## DIRECTION:
From the entries below, copy out every line with "hoặc" in it.

┏━━

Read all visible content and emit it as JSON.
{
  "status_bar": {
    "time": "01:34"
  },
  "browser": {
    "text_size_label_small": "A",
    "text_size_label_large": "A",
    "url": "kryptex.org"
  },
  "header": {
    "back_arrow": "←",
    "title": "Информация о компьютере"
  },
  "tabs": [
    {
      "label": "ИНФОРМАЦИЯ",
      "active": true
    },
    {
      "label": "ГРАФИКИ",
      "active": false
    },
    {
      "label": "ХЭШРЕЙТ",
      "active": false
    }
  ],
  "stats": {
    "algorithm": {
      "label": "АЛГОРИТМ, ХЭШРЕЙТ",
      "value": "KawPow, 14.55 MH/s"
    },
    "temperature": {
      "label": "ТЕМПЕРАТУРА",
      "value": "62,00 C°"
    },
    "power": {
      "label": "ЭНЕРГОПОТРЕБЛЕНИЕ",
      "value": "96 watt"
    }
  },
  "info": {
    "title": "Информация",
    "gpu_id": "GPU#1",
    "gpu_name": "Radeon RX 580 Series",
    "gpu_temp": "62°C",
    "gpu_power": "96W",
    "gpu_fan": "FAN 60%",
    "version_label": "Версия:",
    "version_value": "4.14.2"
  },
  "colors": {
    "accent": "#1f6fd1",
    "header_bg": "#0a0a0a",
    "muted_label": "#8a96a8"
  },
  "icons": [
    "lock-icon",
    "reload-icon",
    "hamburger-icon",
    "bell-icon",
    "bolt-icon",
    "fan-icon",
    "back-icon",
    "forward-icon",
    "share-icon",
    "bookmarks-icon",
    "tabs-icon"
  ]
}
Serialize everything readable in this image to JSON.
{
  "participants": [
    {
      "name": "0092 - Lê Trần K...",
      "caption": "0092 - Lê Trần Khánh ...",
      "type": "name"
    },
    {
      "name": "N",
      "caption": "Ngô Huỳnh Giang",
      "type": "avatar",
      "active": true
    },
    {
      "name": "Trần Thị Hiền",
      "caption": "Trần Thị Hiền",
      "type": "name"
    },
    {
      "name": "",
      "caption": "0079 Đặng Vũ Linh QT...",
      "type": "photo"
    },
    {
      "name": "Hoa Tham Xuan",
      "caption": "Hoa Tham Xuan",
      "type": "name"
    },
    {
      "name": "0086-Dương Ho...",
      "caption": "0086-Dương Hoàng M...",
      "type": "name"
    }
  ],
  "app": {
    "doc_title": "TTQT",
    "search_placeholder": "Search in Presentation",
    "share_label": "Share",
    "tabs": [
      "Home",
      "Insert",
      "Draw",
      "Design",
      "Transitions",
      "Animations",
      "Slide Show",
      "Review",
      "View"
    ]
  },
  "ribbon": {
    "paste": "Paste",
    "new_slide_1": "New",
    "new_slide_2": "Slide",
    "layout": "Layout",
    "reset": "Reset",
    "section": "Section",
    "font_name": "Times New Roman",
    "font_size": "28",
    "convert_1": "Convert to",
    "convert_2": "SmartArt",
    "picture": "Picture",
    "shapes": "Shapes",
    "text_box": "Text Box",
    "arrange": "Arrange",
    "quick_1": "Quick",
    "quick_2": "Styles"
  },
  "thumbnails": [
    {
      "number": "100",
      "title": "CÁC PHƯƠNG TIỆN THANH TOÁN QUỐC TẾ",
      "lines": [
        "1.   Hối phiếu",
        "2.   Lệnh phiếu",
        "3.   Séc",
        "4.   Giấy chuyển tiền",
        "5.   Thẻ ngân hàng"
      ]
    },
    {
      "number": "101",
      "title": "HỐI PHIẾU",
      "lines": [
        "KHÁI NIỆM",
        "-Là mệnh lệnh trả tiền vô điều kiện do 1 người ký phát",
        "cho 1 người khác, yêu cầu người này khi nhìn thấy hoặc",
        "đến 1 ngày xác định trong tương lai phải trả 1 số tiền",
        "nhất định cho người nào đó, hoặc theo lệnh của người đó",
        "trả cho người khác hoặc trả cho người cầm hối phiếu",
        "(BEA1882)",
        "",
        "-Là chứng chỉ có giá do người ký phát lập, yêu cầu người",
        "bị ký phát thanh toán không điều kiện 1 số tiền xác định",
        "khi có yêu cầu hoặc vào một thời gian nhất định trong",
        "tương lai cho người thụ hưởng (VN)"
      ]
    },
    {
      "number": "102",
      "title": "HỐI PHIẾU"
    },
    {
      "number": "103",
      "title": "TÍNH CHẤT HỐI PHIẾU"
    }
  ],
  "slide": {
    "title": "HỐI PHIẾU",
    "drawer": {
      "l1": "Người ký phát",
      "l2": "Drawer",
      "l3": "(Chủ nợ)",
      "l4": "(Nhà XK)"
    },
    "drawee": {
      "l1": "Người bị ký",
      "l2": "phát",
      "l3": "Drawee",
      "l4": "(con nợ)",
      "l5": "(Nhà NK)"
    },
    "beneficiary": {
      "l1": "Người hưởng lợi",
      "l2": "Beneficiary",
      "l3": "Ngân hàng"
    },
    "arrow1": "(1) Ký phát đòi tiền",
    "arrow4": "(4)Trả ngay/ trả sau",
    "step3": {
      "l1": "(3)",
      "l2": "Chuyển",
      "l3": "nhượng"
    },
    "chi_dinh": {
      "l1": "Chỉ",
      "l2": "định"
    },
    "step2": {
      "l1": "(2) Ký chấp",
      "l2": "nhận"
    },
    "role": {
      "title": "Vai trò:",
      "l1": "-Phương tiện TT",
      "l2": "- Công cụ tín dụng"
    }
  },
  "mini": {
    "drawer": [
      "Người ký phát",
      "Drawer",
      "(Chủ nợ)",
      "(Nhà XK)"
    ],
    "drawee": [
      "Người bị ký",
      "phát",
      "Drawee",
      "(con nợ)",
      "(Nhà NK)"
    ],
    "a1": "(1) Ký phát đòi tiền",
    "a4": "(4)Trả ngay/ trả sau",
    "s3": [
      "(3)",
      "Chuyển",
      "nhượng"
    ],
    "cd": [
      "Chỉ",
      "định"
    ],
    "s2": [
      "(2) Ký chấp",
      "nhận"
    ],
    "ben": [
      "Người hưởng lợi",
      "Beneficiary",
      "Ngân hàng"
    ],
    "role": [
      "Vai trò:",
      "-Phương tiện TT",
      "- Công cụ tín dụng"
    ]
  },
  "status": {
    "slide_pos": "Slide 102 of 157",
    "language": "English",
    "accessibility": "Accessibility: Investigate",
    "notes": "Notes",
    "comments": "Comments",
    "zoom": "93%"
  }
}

┗━━

## COMPLETE RESPONSE:
        "cho 1 người khác, yêu cầu người này khi nhìn thấy hoặc",
        "nhất định cho người nào đó, hoặc theo lệnh của người đó",
        "trả cho người khác hoặc trả cho người cầm hối phiếu",
        "khi có yêu cầu hoặc vào một thời gian nhất định trong",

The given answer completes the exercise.